Where a line in the listing contains the string "wall", copy that line out.
------------
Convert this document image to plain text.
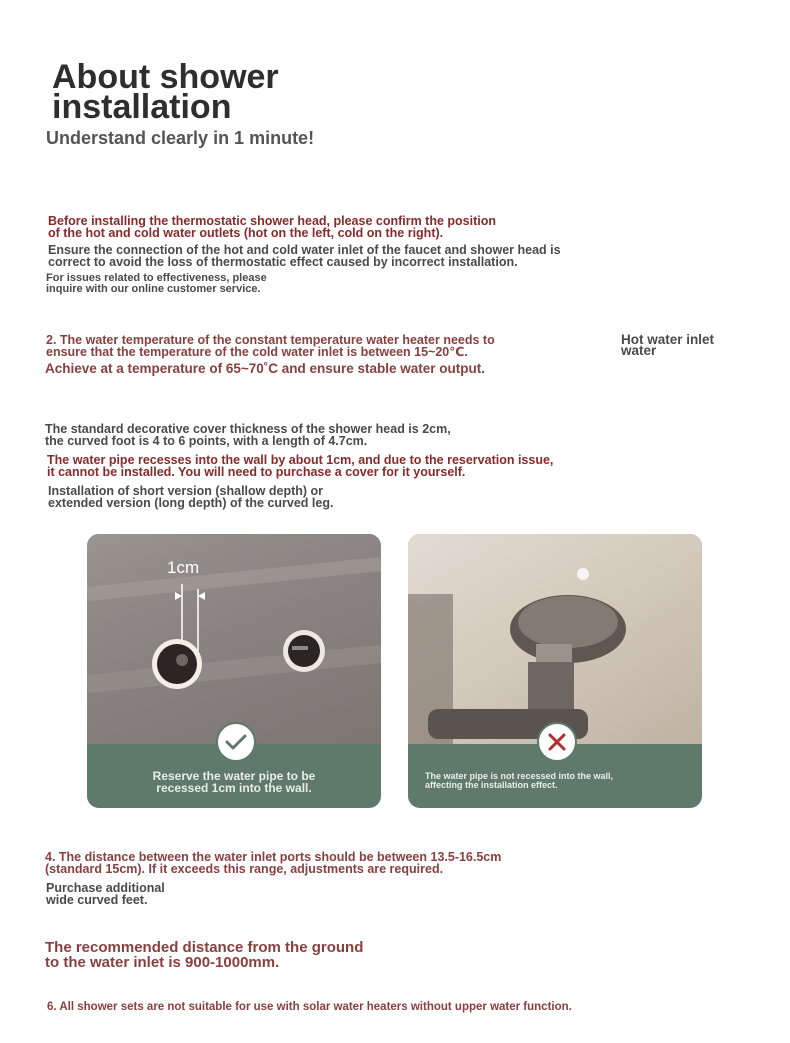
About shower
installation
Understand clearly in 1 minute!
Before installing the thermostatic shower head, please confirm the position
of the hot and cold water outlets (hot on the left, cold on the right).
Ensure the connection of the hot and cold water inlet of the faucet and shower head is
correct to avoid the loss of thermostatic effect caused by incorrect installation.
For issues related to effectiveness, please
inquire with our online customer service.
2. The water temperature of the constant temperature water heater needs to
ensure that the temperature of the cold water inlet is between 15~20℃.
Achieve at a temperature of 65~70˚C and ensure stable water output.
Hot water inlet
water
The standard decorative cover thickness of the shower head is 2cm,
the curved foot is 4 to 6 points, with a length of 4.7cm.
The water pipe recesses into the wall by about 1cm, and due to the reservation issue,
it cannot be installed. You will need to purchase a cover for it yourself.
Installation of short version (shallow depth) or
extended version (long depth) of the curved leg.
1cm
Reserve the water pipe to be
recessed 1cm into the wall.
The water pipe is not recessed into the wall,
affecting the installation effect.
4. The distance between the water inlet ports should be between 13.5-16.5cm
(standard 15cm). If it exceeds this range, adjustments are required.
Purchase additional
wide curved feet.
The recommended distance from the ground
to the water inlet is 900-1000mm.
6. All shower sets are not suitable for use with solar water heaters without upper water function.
------------
**TASK SOLUTION**
The water pipe recesses into the wall by about 1cm, and due to the reservation issue,
recessed 1cm into the wall.
The water pipe is not recessed into the wall,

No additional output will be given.